[Dataset items]
....................

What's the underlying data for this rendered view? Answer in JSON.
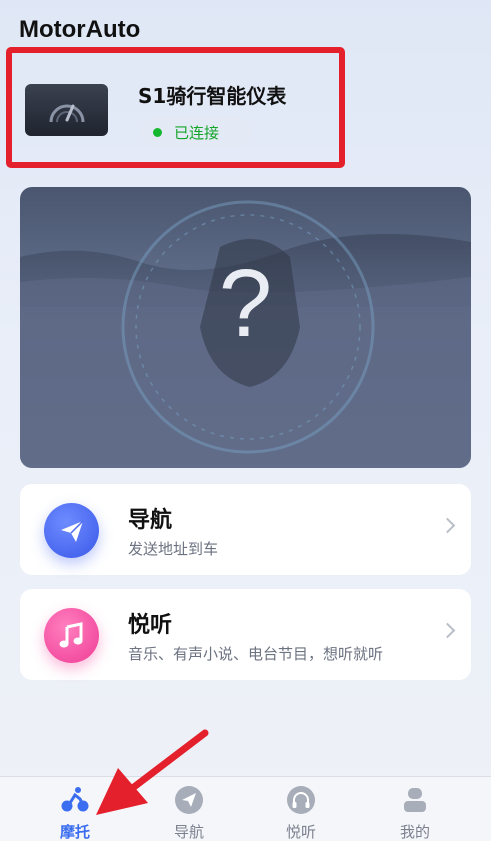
{
  "app": {
    "title": "MotorAuto"
  },
  "device": {
    "name": "S1骑行智能仪表",
    "status": "已连接",
    "status_color": "#14b82e"
  },
  "hero": {
    "placeholder": "?"
  },
  "menu": [
    {
      "title": "导航",
      "subtitle": "发送地址到车",
      "icon": "paper-plane-icon",
      "color": "#4a6bf0"
    },
    {
      "title": "悦听",
      "subtitle": "音乐、有声小说、电台节目，想听就听",
      "icon": "music-note-icon",
      "color": "#f0479c"
    }
  ],
  "tabs": [
    {
      "label": "摩托",
      "icon": "motorcycle-rider-icon",
      "active": true
    },
    {
      "label": "导航",
      "icon": "navigation-icon",
      "active": false
    },
    {
      "label": "悦听",
      "icon": "headphones-icon",
      "active": false
    },
    {
      "label": "我的",
      "icon": "user-icon",
      "active": false
    }
  ],
  "colors": {
    "accent": "#3b6df0",
    "highlight": "#e3202b"
  }
}
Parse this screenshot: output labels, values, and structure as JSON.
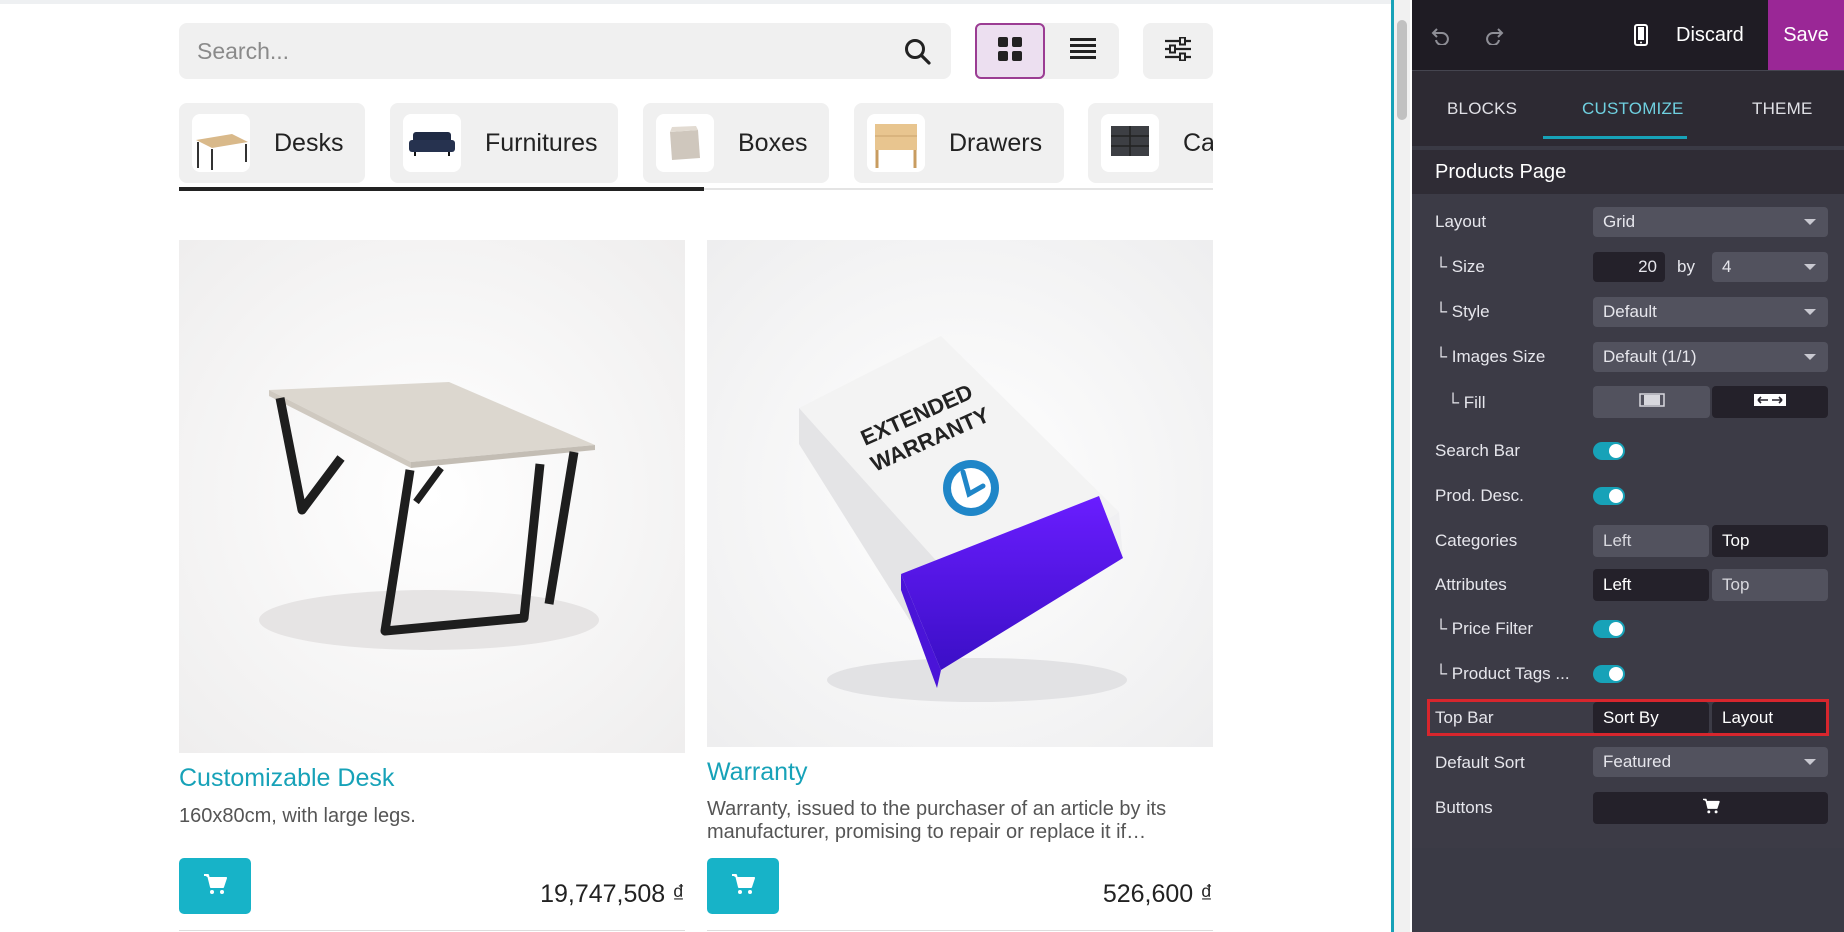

....................

→ REQUEST
Reproduce the material above verbatim; omit every picture.

→ ANSWER TO THE EXERCISE
What's the underlying data for this rendered view? Answer in JSON.
{
  "app": {
    "title": "MotorAuto"
  },
  "device": {
    "name": "S1骑行智能仪表",
    "status": "已连接",
    "status_color": "#14b82e"
  },
  "hero": {
    "placeholder": "?"
  },
  "menu": [
    {
      "title": "导航",
      "subtitle": "发送地址到车",
      "icon": "paper-plane-icon",
      "color": "#4a6bf0"
    },
    {
      "title": "悦听",
      "subtitle": "音乐、有声小说、电台节目，想听就听",
      "icon": "music-note-icon",
      "color": "#f0479c"
    }
  ],
  "tabs": [
    {
      "label": "摩托",
      "icon": "motorcycle-rider-icon",
      "active": true
    },
    {
      "label": "导航",
      "icon": "navigation-icon",
      "active": false
    },
    {
      "label": "悦听",
      "icon": "headphones-icon",
      "active": false
    },
    {
      "label": "我的",
      "icon": "user-icon",
      "active": false
    }
  ],
  "colors": {
    "accent": "#3b6df0",
    "highlight": "#e3202b"
  }
}
Parse this screenshot: output labels, values, and structure as JSON.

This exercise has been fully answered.